| ABOUT THIS TASK |
Which lines below hold the word "treatment"? Copy all of them.

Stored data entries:
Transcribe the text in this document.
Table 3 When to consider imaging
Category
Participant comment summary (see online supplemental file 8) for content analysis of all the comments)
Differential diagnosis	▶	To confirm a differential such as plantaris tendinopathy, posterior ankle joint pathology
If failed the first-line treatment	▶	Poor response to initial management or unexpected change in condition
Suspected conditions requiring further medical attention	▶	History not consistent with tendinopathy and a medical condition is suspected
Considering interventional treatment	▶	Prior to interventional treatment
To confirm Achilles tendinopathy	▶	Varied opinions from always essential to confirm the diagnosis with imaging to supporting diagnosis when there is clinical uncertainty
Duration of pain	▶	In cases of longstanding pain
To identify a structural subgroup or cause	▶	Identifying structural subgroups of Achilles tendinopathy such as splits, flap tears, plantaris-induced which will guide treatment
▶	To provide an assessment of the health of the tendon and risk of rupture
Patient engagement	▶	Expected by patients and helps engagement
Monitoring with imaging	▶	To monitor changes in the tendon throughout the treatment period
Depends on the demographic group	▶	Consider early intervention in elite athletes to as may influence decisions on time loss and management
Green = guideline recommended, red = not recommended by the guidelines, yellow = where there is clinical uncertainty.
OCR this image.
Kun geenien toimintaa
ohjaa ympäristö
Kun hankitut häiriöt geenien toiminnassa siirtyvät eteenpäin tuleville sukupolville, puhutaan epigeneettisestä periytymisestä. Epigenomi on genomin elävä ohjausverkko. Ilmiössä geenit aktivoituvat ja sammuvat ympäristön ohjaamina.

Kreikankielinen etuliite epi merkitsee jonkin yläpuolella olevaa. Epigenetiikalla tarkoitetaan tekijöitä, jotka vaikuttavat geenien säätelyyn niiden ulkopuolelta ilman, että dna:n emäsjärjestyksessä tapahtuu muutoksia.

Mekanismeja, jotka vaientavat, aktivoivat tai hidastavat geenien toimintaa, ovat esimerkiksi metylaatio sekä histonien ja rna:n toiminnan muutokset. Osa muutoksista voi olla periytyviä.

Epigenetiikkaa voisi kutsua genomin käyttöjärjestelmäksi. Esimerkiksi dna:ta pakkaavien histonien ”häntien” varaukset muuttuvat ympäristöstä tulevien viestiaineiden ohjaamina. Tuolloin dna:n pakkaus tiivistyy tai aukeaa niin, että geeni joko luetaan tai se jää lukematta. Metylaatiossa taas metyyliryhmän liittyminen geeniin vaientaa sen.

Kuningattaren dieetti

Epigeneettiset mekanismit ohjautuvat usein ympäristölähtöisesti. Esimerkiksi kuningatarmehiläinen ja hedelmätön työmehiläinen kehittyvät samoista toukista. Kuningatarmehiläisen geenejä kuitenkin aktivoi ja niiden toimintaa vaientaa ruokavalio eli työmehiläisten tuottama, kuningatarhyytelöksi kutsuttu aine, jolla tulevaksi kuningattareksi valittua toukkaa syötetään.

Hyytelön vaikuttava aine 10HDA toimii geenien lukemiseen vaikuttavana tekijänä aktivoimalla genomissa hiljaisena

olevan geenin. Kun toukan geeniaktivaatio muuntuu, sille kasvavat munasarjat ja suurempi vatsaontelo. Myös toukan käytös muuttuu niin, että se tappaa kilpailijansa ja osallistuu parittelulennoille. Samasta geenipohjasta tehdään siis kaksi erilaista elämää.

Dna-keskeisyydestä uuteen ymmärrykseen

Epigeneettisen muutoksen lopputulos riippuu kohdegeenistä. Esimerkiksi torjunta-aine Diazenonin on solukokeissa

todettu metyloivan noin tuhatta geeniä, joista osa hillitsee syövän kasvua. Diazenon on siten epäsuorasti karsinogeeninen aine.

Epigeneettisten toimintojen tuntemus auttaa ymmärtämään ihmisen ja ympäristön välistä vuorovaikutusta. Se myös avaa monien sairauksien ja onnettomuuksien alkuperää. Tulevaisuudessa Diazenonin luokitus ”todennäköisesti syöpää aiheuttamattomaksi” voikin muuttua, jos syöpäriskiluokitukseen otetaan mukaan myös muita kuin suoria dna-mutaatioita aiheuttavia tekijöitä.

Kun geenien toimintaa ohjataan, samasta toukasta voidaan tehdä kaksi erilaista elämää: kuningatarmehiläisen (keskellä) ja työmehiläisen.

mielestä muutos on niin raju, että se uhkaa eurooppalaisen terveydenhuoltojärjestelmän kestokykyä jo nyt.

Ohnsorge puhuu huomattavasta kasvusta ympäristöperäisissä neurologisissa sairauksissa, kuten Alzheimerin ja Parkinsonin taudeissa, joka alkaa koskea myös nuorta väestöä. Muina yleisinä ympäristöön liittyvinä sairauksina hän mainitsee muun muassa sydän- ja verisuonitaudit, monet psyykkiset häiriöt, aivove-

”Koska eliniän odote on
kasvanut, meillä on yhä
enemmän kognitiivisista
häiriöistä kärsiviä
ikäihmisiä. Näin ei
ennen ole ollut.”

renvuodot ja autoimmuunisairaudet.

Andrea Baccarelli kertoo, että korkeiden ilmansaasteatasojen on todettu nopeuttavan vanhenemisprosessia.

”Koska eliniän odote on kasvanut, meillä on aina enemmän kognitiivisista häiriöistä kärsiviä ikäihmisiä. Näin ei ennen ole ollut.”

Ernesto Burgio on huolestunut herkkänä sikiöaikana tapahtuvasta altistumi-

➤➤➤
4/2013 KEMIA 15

| ANSWER AREA |
If failed the first-line treatment	▶	Poor response to initial management or unexpected change in condition
Considering interventional treatment	▶	Prior to interventional treatment
To identify a structural subgroup or cause	▶	Identifying structural subgroups of Achilles tendinopathy such as splits, flap tears, plantaris-induced which will guide treatment
Monitoring with imaging	▶	To monitor changes in the tendon throughout the treatment period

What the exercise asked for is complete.